* [Extracted information]:
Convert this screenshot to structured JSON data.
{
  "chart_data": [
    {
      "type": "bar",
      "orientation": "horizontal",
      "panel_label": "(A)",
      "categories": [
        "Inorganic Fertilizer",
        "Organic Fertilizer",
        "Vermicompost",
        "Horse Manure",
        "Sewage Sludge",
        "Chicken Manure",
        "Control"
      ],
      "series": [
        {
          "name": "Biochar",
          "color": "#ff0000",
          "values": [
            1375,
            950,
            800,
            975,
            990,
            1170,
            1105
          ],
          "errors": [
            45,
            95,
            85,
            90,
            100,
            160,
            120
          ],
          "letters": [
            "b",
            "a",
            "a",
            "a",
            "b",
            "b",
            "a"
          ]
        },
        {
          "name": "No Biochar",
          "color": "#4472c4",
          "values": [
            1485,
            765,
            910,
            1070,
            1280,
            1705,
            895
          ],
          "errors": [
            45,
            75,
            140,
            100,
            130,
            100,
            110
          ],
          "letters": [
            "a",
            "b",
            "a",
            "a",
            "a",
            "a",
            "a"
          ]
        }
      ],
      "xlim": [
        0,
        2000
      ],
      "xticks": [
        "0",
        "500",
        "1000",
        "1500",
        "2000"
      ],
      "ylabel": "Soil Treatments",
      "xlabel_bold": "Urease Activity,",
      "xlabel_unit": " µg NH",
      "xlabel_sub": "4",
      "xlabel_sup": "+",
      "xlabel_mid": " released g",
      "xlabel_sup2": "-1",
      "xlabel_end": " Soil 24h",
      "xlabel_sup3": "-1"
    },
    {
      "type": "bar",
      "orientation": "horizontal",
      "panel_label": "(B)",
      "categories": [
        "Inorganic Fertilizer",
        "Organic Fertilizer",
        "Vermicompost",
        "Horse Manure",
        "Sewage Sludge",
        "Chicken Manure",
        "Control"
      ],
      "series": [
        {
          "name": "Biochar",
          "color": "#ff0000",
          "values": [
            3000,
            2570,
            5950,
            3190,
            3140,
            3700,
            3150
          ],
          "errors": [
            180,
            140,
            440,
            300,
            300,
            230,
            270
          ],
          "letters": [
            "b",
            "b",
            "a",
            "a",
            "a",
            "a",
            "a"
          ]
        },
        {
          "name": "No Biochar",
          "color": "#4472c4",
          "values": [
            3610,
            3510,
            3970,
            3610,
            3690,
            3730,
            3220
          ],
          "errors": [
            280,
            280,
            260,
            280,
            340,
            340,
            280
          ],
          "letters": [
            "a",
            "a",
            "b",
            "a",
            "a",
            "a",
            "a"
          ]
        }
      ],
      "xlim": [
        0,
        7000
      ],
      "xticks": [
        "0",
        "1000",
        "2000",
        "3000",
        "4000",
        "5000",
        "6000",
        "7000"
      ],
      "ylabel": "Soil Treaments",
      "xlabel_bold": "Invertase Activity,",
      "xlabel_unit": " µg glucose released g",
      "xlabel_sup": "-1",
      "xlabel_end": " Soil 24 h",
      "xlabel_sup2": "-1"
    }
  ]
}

* [What you need to do]: Reproduce the listing shown above in its entirety, exactly.

* [Reply]:
Convert this screenshot to structured JSON data.
{
  "chart_data": [
    {
      "type": "bar",
      "orientation": "horizontal",
      "panel_label": "(A)",
      "categories": [
        "Inorganic Fertilizer",
        "Organic Fertilizer",
        "Vermicompost",
        "Horse Manure",
        "Sewage Sludge",
        "Chicken Manure",
        "Control"
      ],
      "series": [
        {
          "name": "Biochar",
          "color": "#ff0000",
          "values": [
            1375,
            950,
            800,
            975,
            990,
            1170,
            1105
          ],
          "errors": [
            45,
            95,
            85,
            90,
            100,
            160,
            120
          ],
          "letters": [
            "b",
            "a",
            "a",
            "a",
            "b",
            "b",
            "a"
          ]
        },
        {
          "name": "No Biochar",
          "color": "#4472c4",
          "values": [
            1485,
            765,
            910,
            1070,
            1280,
            1705,
            895
          ],
          "errors": [
            45,
            75,
            140,
            100,
            130,
            100,
            110
          ],
          "letters": [
            "a",
            "b",
            "a",
            "a",
            "a",
            "a",
            "a"
          ]
        }
      ],
      "xlim": [
        0,
        2000
      ],
      "xticks": [
        "0",
        "500",
        "1000",
        "1500",
        "2000"
      ],
      "ylabel": "Soil Treatments",
      "xlabel_bold": "Urease Activity,",
      "xlabel_unit": " µg NH",
      "xlabel_sub": "4",
      "xlabel_sup": "+",
      "xlabel_mid": " released g",
      "xlabel_sup2": "-1",
      "xlabel_end": " Soil 24h",
      "xlabel_sup3": "-1"
    },
    {
      "type": "bar",
      "orientation": "horizontal",
      "panel_label": "(B)",
      "categories": [
        "Inorganic Fertilizer",
        "Organic Fertilizer",
        "Vermicompost",
        "Horse Manure",
        "Sewage Sludge",
        "Chicken Manure",
        "Control"
      ],
      "series": [
        {
          "name": "Biochar",
          "color": "#ff0000",
          "values": [
            3000,
            2570,
            5950,
            3190,
            3140,
            3700,
            3150
          ],
          "errors": [
            180,
            140,
            440,
            300,
            300,
            230,
            270
          ],
          "letters": [
            "b",
            "b",
            "a",
            "a",
            "a",
            "a",
            "a"
          ]
        },
        {
          "name": "No Biochar",
          "color": "#4472c4",
          "values": [
            3610,
            3510,
            3970,
            3610,
            3690,
            3730,
            3220
          ],
          "errors": [
            280,
            280,
            260,
            280,
            340,
            340,
            280
          ],
          "letters": [
            "a",
            "a",
            "b",
            "a",
            "a",
            "a",
            "a"
          ]
        }
      ],
      "xlim": [
        0,
        7000
      ],
      "xticks": [
        "0",
        "1000",
        "2000",
        "3000",
        "4000",
        "5000",
        "6000",
        "7000"
      ],
      "ylabel": "Soil Treaments",
      "xlabel_bold": "Invertase Activity,",
      "xlabel_unit": " µg glucose released g",
      "xlabel_sup": "-1",
      "xlabel_end": " Soil 24 h",
      "xlabel_sup2": "-1"
    }
  ]
}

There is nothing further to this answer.